-- start Input rows --

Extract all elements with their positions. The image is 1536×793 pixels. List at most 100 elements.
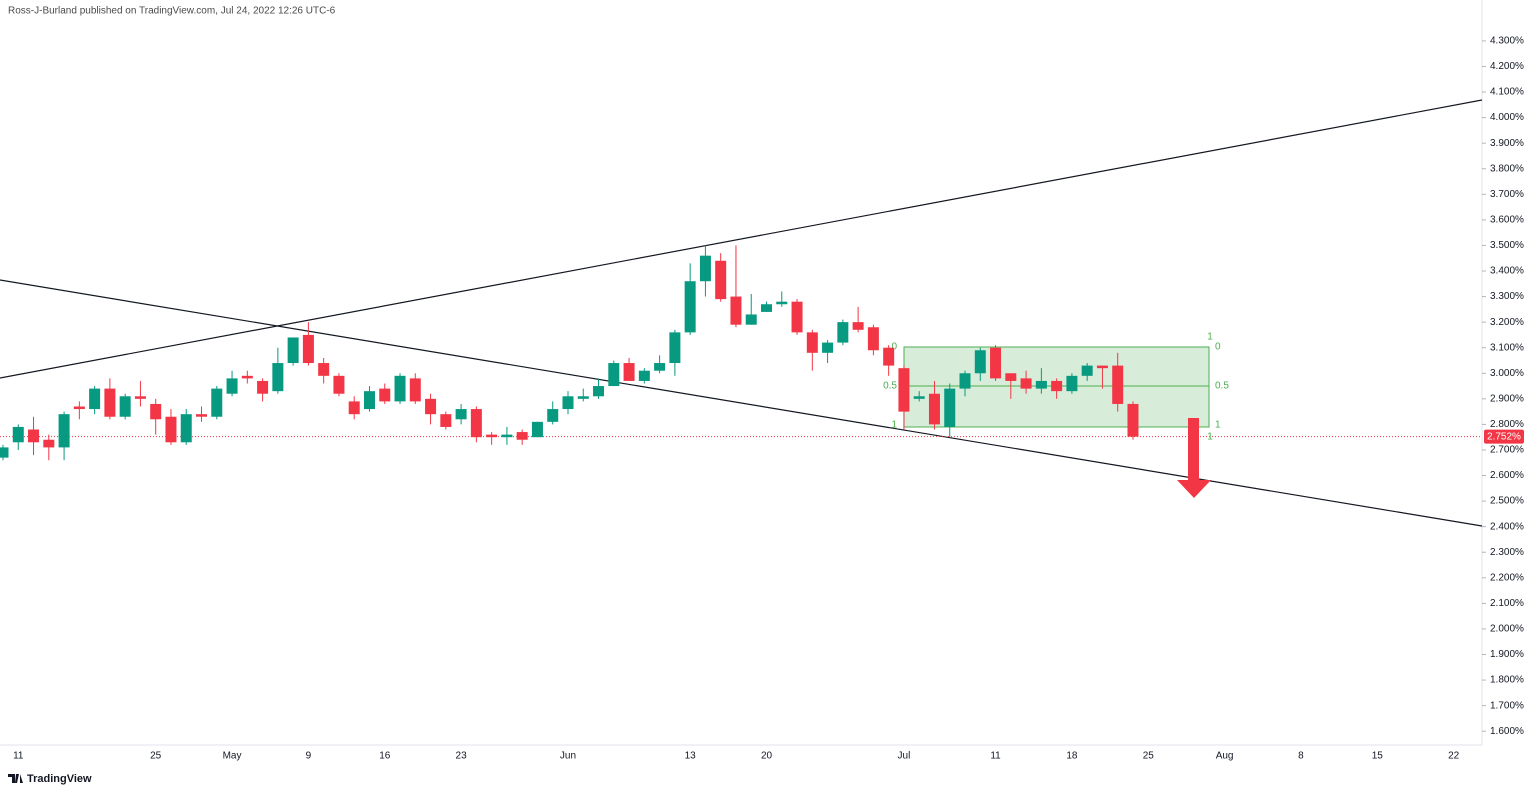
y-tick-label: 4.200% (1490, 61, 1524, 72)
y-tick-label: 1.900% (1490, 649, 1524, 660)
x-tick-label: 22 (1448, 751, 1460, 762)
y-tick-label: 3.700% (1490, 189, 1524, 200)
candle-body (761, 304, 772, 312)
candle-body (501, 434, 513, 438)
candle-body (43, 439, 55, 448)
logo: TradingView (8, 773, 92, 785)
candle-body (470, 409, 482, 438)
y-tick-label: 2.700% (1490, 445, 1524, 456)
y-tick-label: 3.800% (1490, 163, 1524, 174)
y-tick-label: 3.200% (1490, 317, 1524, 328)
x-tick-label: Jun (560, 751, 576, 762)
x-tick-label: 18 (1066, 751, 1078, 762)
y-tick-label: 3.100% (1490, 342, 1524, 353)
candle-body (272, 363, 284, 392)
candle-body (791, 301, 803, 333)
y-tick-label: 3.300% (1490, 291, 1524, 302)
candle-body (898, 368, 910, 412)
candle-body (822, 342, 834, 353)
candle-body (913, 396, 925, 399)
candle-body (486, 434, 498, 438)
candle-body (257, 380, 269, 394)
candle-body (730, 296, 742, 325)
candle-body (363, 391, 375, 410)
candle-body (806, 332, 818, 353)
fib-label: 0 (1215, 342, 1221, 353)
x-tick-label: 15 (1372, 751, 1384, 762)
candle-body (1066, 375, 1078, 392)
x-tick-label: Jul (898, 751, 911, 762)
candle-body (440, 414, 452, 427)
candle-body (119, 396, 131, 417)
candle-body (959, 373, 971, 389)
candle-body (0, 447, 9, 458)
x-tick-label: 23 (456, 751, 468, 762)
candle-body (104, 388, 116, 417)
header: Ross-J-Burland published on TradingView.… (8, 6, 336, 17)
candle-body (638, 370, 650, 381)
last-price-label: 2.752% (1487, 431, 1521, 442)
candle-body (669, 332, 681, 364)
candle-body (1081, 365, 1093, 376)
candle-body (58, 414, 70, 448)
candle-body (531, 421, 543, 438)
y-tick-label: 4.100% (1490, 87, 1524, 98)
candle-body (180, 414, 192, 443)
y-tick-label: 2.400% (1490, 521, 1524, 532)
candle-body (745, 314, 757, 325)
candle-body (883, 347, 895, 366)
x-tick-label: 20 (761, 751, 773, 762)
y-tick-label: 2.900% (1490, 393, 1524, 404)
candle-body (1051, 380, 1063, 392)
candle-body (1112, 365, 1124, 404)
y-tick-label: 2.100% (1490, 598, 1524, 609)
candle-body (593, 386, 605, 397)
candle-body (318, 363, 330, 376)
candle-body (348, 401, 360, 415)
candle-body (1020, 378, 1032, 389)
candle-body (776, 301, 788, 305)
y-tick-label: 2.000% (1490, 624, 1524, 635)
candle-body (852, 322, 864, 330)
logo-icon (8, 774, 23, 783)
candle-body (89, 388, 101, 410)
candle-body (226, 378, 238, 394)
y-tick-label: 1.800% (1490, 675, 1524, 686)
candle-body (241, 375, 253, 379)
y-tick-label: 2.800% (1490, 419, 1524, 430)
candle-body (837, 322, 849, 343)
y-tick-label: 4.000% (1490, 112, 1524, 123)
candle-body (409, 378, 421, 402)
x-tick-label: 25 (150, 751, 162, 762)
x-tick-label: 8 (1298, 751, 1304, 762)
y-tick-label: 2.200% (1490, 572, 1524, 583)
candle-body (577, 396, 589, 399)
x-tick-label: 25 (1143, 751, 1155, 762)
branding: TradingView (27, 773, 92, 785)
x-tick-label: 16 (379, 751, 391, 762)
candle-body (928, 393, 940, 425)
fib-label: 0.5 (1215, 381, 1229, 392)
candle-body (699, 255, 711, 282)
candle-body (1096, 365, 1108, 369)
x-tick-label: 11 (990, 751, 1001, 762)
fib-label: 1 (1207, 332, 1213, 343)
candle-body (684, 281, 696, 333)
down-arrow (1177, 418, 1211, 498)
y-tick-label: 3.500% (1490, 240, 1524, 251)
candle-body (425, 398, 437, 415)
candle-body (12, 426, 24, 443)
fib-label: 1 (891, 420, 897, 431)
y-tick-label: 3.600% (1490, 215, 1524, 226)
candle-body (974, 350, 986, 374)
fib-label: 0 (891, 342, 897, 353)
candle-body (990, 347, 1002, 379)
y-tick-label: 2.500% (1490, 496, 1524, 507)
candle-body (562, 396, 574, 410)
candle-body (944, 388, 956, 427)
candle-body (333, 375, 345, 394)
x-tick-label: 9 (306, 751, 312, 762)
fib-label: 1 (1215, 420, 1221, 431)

-- end Input rows --
-- start Input rows --

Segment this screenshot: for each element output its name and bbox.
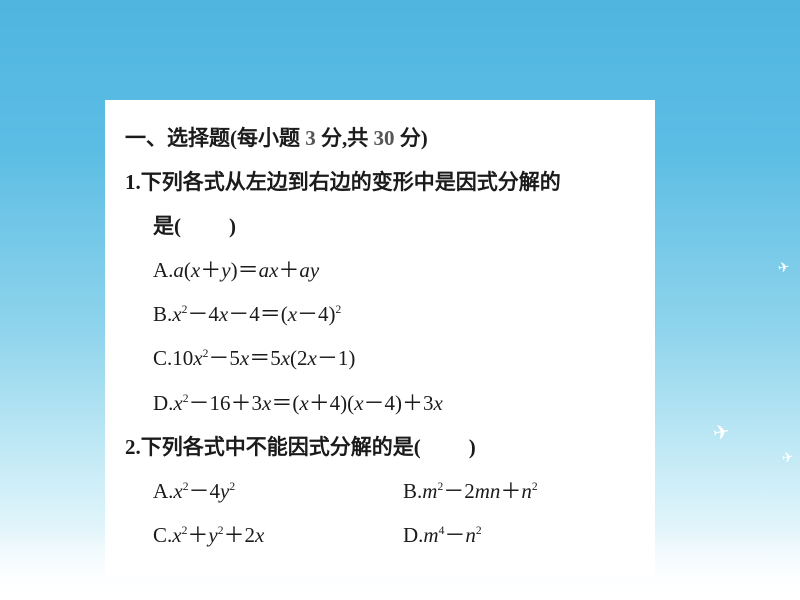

-- end Input rows --
-- start Input rows --

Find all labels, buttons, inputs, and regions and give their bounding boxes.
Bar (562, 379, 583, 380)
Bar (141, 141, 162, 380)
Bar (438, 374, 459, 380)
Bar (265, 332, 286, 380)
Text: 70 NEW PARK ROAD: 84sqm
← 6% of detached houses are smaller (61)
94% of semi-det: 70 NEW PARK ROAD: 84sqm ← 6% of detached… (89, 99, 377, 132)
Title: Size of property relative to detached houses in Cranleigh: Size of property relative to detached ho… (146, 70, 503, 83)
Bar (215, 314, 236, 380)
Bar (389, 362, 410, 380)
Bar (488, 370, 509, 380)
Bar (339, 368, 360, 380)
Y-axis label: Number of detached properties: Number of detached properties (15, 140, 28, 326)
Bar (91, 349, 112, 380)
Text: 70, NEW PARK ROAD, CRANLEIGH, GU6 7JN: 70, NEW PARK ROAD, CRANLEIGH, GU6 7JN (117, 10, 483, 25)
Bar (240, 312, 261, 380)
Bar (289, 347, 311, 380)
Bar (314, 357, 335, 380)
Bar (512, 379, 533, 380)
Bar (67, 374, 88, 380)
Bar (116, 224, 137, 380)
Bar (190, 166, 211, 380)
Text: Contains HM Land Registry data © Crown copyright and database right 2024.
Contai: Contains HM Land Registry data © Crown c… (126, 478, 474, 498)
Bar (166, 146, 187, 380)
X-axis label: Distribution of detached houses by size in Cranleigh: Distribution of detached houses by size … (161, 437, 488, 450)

-- end Input rows --

» Instructions for the task: Express the lines of the material as a JSON list of strings, one string per line with blank lines omitted, starting at the line that contains "Extract all elements" and ending at the line that contains "candle-body (470, 409, 482, 438)", both included. Leave the pictures out of the list.

» Response to this task:
[
  "Extract all elements with their positions. The image is 1536×793 pixels. List at most 100 elements.",
  "y-tick-label: 4.200% (1490, 61, 1524, 72)",
  "y-tick-label: 1.900% (1490, 649, 1524, 660)",
  "x-tick-label: 22 (1448, 751, 1460, 762)",
  "y-tick-label: 3.700% (1490, 189, 1524, 200)",
  "candle-body (761, 304, 772, 312)",
  "candle-body (501, 434, 513, 438)",
  "candle-body (43, 439, 55, 448)",
  "logo: TradingView (8, 773, 92, 785)",
  "candle-body (470, 409, 482, 438)"
]